● **DIRECTIONS**: Each record below should appear again exactly as written.
· · ·
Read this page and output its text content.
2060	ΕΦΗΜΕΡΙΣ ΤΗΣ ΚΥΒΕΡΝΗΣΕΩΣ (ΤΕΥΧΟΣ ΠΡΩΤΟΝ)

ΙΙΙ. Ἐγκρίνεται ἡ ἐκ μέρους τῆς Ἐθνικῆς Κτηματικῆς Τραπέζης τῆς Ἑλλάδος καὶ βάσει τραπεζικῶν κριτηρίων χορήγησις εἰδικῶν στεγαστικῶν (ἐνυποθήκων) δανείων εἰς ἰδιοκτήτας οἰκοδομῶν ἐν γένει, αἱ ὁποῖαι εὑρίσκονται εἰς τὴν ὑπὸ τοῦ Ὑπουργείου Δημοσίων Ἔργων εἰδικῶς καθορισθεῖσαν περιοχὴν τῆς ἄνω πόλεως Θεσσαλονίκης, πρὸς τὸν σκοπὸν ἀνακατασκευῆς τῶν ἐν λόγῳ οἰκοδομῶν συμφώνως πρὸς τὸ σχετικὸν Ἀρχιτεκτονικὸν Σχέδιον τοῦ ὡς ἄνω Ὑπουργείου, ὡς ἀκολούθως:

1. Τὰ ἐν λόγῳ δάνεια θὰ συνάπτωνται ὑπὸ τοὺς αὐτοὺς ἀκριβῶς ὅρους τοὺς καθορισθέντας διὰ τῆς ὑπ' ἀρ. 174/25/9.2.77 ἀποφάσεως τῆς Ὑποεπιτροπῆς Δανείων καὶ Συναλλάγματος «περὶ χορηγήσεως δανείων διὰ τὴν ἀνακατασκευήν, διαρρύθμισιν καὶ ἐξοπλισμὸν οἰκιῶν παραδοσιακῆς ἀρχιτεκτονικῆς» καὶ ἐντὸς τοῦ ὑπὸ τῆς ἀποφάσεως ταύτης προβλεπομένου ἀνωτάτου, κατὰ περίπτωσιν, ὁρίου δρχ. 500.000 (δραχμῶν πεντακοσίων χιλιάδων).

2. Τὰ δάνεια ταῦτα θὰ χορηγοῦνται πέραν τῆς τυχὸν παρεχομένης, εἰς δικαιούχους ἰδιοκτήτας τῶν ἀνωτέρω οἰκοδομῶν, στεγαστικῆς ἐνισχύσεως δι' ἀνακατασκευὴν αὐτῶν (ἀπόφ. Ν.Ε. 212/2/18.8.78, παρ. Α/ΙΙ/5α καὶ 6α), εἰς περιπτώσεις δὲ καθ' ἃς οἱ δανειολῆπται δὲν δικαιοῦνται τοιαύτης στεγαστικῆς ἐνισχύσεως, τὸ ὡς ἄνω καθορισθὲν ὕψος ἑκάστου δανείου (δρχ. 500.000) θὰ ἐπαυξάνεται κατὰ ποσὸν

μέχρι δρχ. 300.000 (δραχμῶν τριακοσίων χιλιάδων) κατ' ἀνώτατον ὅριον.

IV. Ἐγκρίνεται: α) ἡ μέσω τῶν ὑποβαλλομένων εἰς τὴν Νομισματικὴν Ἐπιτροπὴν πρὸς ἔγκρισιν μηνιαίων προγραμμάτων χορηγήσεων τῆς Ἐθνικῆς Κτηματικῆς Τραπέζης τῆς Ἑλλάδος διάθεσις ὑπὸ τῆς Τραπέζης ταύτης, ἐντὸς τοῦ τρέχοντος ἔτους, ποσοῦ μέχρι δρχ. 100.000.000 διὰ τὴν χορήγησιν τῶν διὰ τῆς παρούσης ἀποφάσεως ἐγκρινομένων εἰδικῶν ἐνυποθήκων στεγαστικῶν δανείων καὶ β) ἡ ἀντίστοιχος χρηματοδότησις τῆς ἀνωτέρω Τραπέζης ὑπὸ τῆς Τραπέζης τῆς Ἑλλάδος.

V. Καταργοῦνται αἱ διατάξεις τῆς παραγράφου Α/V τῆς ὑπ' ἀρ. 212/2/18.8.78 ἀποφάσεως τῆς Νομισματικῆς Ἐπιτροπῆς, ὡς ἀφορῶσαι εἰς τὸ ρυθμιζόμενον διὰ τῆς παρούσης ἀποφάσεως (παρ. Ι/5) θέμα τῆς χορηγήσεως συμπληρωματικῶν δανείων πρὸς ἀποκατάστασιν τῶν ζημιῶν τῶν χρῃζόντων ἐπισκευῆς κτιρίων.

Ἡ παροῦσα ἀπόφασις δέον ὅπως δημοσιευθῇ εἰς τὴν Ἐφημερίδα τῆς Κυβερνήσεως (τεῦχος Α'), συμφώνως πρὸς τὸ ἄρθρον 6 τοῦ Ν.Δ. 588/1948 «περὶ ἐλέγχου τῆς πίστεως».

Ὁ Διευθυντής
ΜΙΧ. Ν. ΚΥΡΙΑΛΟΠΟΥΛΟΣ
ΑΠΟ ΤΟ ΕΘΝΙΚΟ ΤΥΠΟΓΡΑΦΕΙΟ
· · ·
● **WRITTEN ANSWER**:
Read this page and output its text content.
2060	ΕΦΗΜΕΡΙΣ ΤΗΣ ΚΥΒΕΡΝΗΣΕΩΣ (ΤΕΥΧΟΣ ΠΡΩΤΟΝ)

ΙΙΙ. Ἐγκρίνεται ἡ ἐκ μέρους τῆς Ἐθνικῆς Κτηματικῆς Τραπέζης τῆς Ἑλλάδος καὶ βάσει τραπεζικῶν κριτηρίων χορήγησις εἰδικῶν στεγαστικῶν (ἐνυποθήκων) δανείων εἰς ἰδιοκτήτας οἰκοδομῶν ἐν γένει, αἱ ὁποῖαι εὑρίσκονται εἰς τὴν ὑπὸ τοῦ Ὑπουργείου Δημοσίων Ἔργων εἰδικῶς καθορισθεῖσαν περιοχὴν τῆς ἄνω πόλεως Θεσσαλονίκης, πρὸς τὸν σκοπὸν ἀνακατασκευῆς τῶν ἐν λόγῳ οἰκοδομῶν συμφώνως πρὸς τὸ σχετικὸν Ἀρχιτεκτονικὸν Σχέδιον τοῦ ὡς ἄνω Ὑπουργείου, ὡς ἀκολούθως:

1. Τὰ ἐν λόγῳ δάνεια θὰ συνάπτωνται ὑπὸ τοὺς αὐτοὺς ἀκριβῶς ὅρους τοὺς καθορισθέντας διὰ τῆς ὑπ' ἀρ. 174/25/9.2.77 ἀποφάσεως τῆς Ὑποεπιτροπῆς Δανείων καὶ Συναλλάγματος «περὶ χορηγήσεως δανείων διὰ τὴν ἀνακατασκευήν, διαρρύθμισιν καὶ ἐξοπλισμὸν οἰκιῶν παραδοσιακῆς ἀρχιτεκτονικῆς» καὶ ἐντὸς τοῦ ὑπὸ τῆς ἀποφάσεως ταύτης προβλεπομένου ἀνωτάτου, κατὰ περίπτωσιν, ὁρίου δρχ. 500.000 (δραχμῶν πεντακοσίων χιλιάδων).

2. Τὰ δάνεια ταῦτα θὰ χορηγοῦνται πέραν τῆς τυχὸν παρεχομένης, εἰς δικαιούχους ἰδιοκτήτας τῶν ἀνωτέρω οἰκοδομῶν, στεγαστικῆς ἐνισχύσεως δι' ἀνακατασκευὴν αὐτῶν (ἀπόφ. Ν.Ε. 212/2/18.8.78, παρ. Α/ΙΙ/5α καὶ 6α), εἰς περιπτώσεις δὲ καθ' ἃς οἱ δανειολῆπται δὲν δικαιοῦνται τοιαύτης στεγαστικῆς ἐνισχύσεως, τὸ ὡς ἄνω καθορισθὲν ὕψος ἑκάστου δανείου (δρχ. 500.000) θὰ ἐπαυξάνεται κατὰ ποσὸν

μέχρι δρχ. 300.000 (δραχμῶν τριακοσίων χιλιάδων) κατ' ἀνώτατον ὅριον.

IV. Ἐγκρίνεται: α) ἡ μέσω τῶν ὑποβαλλομένων εἰς τὴν Νομισματικὴν Ἐπιτροπὴν πρὸς ἔγκρισιν μηνιαίων προγραμμάτων χορηγήσεων τῆς Ἐθνικῆς Κτηματικῆς Τραπέζης τῆς Ἑλλάδος διάθεσις ὑπὸ τῆς Τραπέζης ταύτης, ἐντὸς τοῦ τρέχοντος ἔτους, ποσοῦ μέχρι δρχ. 100.000.000 διὰ τὴν χορήγησιν τῶν διὰ τῆς παρούσης ἀποφάσεως ἐγκρινομένων εἰδικῶν ἐνυποθήκων στεγαστικῶν δανείων καὶ β) ἡ ἀντίστοιχος χρηματοδότησις τῆς ἀνωτέρω Τραπέζης ὑπὸ τῆς Τραπέζης τῆς Ἑλλάδος.

V. Καταργοῦνται αἱ διατάξεις τῆς παραγράφου Α/V τῆς ὑπ' ἀρ. 212/2/18.8.78 ἀποφάσεως τῆς Νομισματικῆς Ἐπιτροπῆς, ὡς ἀφορῶσαι εἰς τὸ ρυθμιζόμενον διὰ τῆς παρούσης ἀποφάσεως (παρ. Ι/5) θέμα τῆς χορηγήσεως συμπληρωματικῶν δανείων πρὸς ἀποκατάστασιν τῶν ζημιῶν τῶν χρῃζόντων ἐπισκευῆς κτιρίων.

Ἡ παροῦσα ἀπόφασις δέον ὅπως δημοσιευθῇ εἰς τὴν Ἐφημερίδα τῆς Κυβερνήσεως (τεῦχος Α'), συμφώνως πρὸς τὸ ἄρθρον 6 τοῦ Ν.Δ. 588/1948 «περὶ ἐλέγχου τῆς πίστεως».

Ὁ Διευθυντής
ΜΙΧ. Ν. ΚΥΡΙΑΛΟΠΟΥΛΟΣ
ΑΠΟ ΤΟ ΕΘΝΙΚΟ ΤΥΠΟΓΡΑΦΕΙΟ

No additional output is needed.